● Extracted data:
▽

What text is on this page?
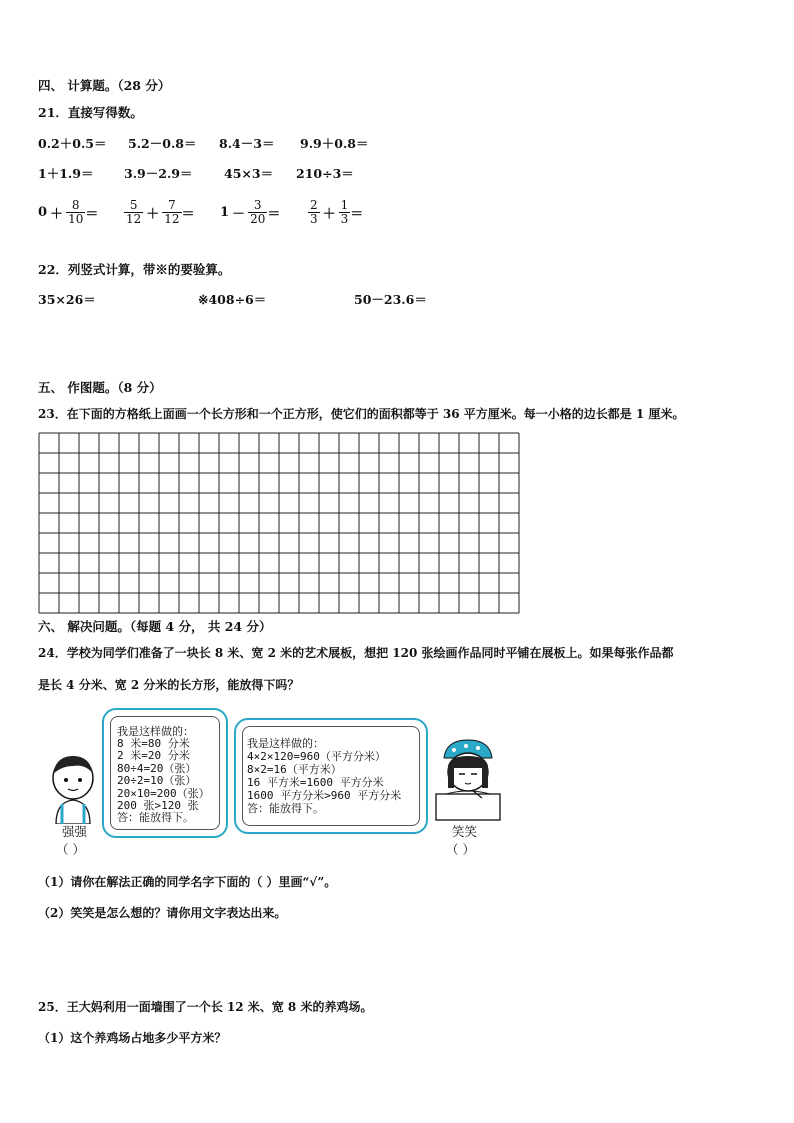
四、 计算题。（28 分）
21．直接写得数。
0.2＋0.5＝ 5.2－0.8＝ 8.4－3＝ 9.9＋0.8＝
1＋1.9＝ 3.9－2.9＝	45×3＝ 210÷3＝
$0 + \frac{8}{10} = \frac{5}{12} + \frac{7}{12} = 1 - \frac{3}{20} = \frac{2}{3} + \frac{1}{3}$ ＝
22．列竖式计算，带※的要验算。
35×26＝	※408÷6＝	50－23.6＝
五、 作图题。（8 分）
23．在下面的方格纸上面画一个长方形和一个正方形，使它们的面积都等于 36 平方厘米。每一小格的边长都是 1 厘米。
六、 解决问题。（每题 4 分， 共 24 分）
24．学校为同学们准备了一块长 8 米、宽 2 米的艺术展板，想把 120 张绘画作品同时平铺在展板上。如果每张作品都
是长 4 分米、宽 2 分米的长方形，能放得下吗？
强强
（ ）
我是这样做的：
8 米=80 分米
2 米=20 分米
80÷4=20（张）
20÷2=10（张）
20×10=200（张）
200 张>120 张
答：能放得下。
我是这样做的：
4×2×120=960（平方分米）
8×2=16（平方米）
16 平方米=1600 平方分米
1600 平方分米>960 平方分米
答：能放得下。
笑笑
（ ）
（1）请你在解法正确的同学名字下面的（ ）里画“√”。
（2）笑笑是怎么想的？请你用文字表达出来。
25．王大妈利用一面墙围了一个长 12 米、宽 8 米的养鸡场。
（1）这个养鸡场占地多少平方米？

△
▽

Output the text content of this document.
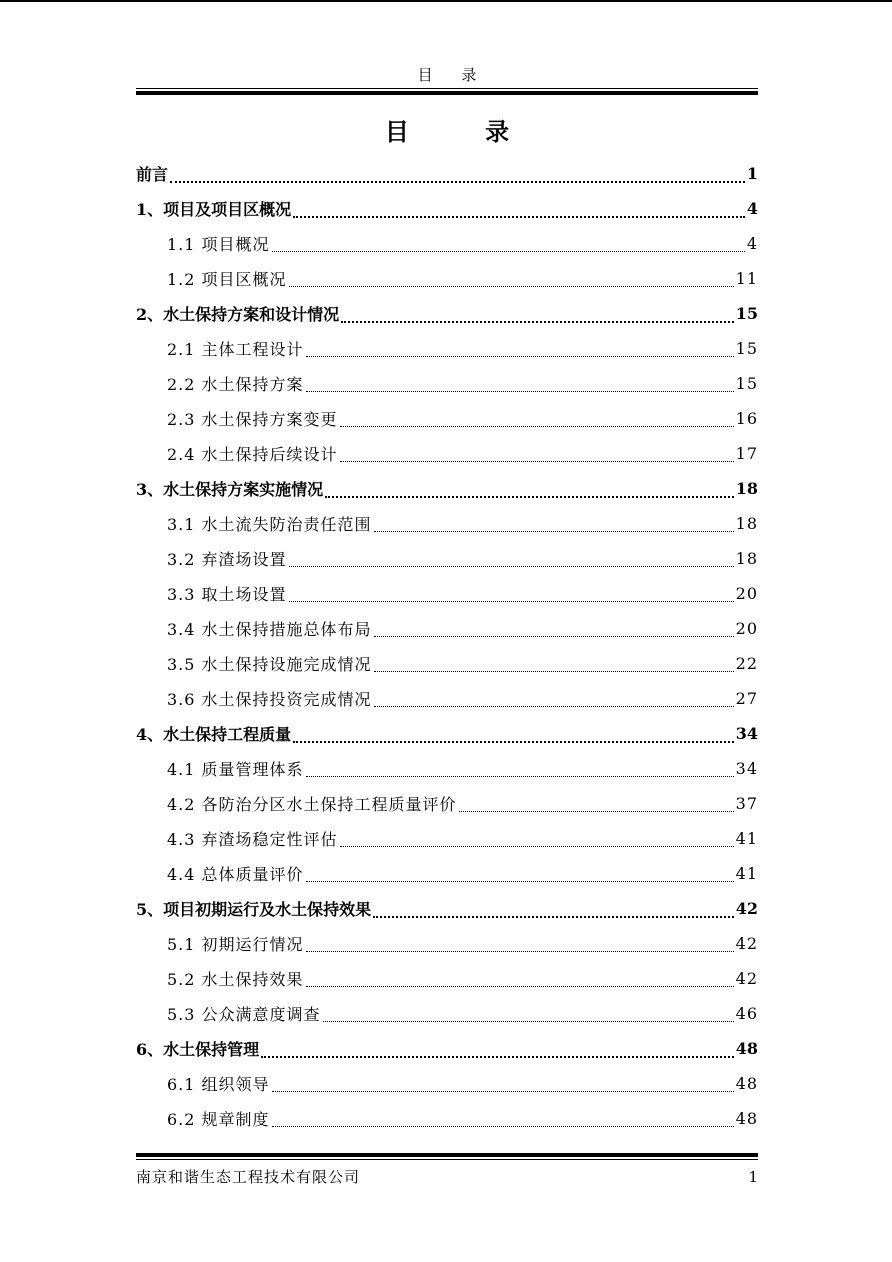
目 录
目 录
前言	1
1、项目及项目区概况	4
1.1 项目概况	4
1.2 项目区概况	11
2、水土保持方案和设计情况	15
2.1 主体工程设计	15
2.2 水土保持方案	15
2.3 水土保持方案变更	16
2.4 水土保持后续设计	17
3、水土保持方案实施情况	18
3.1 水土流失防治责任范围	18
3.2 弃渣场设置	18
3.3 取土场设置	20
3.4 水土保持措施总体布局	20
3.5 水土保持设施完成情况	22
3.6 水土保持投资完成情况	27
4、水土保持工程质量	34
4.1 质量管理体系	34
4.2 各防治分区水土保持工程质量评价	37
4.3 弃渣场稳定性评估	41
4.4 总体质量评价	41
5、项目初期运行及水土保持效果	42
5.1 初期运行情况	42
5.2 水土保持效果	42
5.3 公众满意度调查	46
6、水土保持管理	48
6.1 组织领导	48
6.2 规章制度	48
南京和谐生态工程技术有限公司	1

△

Which lines hold the word "平方分米"? Show each one.

4×2×120=960（平方分米）
16 平方米=1600 平方分米
1600 平方分米>960 平方分米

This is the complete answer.